-- start of Data for this task --

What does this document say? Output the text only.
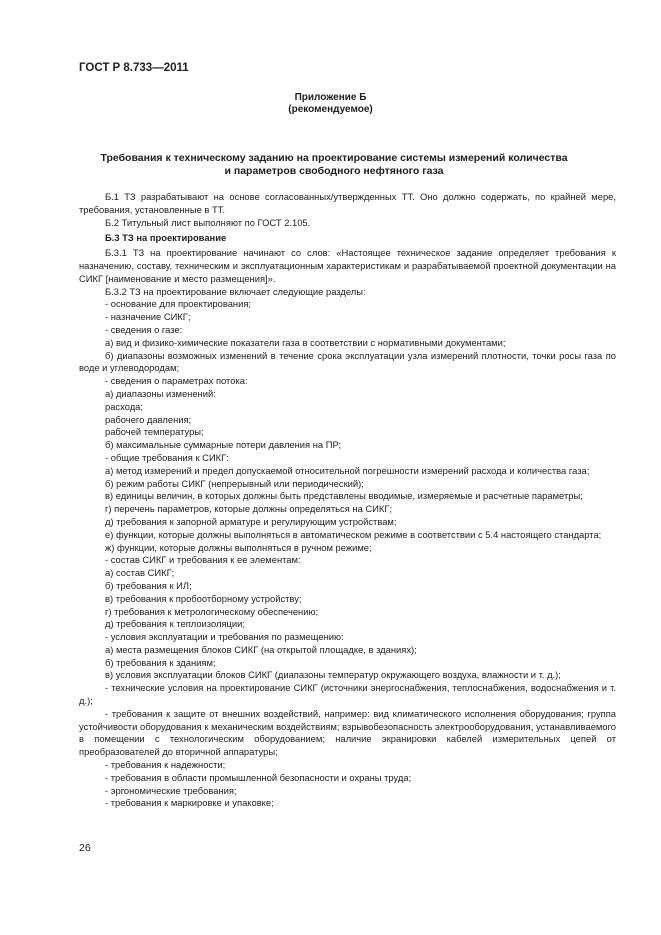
ГОСТ Р 8.733—2011
Приложение Б
(рекомендуемое)
Требования к техническому заданию на проектирование системы измерений количества
и параметров свободного нефтяного газа

Б.1 ТЗ разрабатывают на основе согласованных/утвержденных ТТ. Оно должно содержать, по крайней мере, требования, установленные в ТТ.

Б.2 Титульный лист выполняют по ГОСТ 2.105.

Б.3 ТЗ на проектирование

Б.3.1 ТЗ на проектирование начинают со слов: «Настоящее техническое задание определяет требования к назначению, составу, техническим и эксплуатационным характеристикам и разрабатываемой проектной документации на СИКГ [наименование и место размещения]».

Б.3.2 ТЗ на проектирование включает следующие разделы:

- основание для проектирования;

- назначение СИКГ;

- сведения о газе:

а) вид и физико-химические показатели газа в соответствии с нормативными документами;

б) диапазоны возможных изменений в течение срока эксплуатации узла измерений плотности, точки росы газа по воде и углеводородам;

- сведения о параметрах потока:

а) диапазоны изменений:

расхода;

рабочего давления;

рабочей температуры;

б) максимальные суммарные потери давления на ПР;

- общие требования к СИКГ:

а) метод измерений и предел допускаемой относительной погрешности измерений расхода и количества газа;

б) режим работы СИКГ (непрерывный или периодический);

в) единицы величин, в которых должны быть представлены вводимые, измеряемые и расчетные параметры;

г) перечень параметров, которые должны определяться на СИКГ;

д) требования к запорной арматуре и регулирующим устройствам;

е) функции, которые должны выполняться в автоматическом режиме в соответствии с 5.4 настоящего стандарта;

ж) функции, которые должны выполняться в ручном режиме;

- состав СИКГ и требования к ее элементам:

а) состав СИКГ;

б) требования к ИЛ;

в) требования к пробоотборному устройству;

г) требования к метрологическому обеспечению;

д) требования к теплоизоляции;

- условия эксплуатации и требования по размещению:

а) места размещения блоков СИКГ (на открытой площадке, в зданиях);

б) требования к зданиям;

в) условия эксплуатации блоков СИКГ (диапазоны температур окружающего воздуха, влажности и т. д.);

- технические условия на проектирование СИКГ (источники энергоснабжения, теплоснабжения, водоснабжения и т. д.);

- требования к защите от внешних воздействий, например: вид климатического исполнения оборудования; группа устойчивости оборудования к механическим воздействиям; взрывобезопасность электрооборудования, устанавливаемого в помещении с технологическим оборудованием; наличие экранировки кабелей измерительных цепей от преобразователей до вторичной аппаратуры;

- требования к надежности;

- требования в области промышленной безопасности и охраны труда;

- эргономические требования;

- требования к маркировке и упаковке;

26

-- end of Data for this task --

What the exercise asks >> Copy the records exactly. Skip the pictures.

The answer >>
What does this document say? Output the text only.
ГОСТ Р 8.733—2011
Приложение Б
(рекомендуемое)
Требования к техническому заданию на проектирование системы измерений количества
и параметров свободного нефтяного газа

Б.1 ТЗ разрабатывают на основе согласованных/утвержденных ТТ. Оно должно содержать, по крайней мере, требования, установленные в ТТ.

Б.2 Титульный лист выполняют по ГОСТ 2.105.

Б.3 ТЗ на проектирование

Б.3.1 ТЗ на проектирование начинают со слов: «Настоящее техническое задание определяет требования к назначению, составу, техническим и эксплуатационным характеристикам и разрабатываемой проектной документации на СИКГ [наименование и место размещения]».

Б.3.2 ТЗ на проектирование включает следующие разделы:

- основание для проектирования;

- назначение СИКГ;

- сведения о газе:

а) вид и физико-химические показатели газа в соответствии с нормативными документами;

б) диапазоны возможных изменений в течение срока эксплуатации узла измерений плотности, точки росы газа по воде и углеводородам;

- сведения о параметрах потока:

а) диапазоны изменений:

расхода;

рабочего давления;

рабочей температуры;

б) максимальные суммарные потери давления на ПР;

- общие требования к СИКГ:

а) метод измерений и предел допускаемой относительной погрешности измерений расхода и количества газа;

б) режим работы СИКГ (непрерывный или периодический);

в) единицы величин, в которых должны быть представлены вводимые, измеряемые и расчетные параметры;

г) перечень параметров, которые должны определяться на СИКГ;

д) требования к запорной арматуре и регулирующим устройствам;

е) функции, которые должны выполняться в автоматическом режиме в соответствии с 5.4 настоящего стандарта;

ж) функции, которые должны выполняться в ручном режиме;

- состав СИКГ и требования к ее элементам:

а) состав СИКГ;

б) требования к ИЛ;

в) требования к пробоотборному устройству;

г) требования к метрологическому обеспечению;

д) требования к теплоизоляции;

- условия эксплуатации и требования по размещению:

а) места размещения блоков СИКГ (на открытой площадке, в зданиях);

б) требования к зданиям;

в) условия эксплуатации блоков СИКГ (диапазоны температур окружающего воздуха, влажности и т. д.);

- технические условия на проектирование СИКГ (источники энергоснабжения, теплоснабжения, водоснабжения и т. д.);

- требования к защите от внешних воздействий, например: вид климатического исполнения оборудования; группа устойчивости оборудования к механическим воздействиям; взрывобезопасность электрооборудования, устанавливаемого в помещении с технологическим оборудованием; наличие экранировки кабелей измерительных цепей от преобразователей до вторичной аппаратуры;

- требования к надежности;

- требования в области промышленной безопасности и охраны труда;

- эргономические требования;

- требования к маркировке и упаковке;

26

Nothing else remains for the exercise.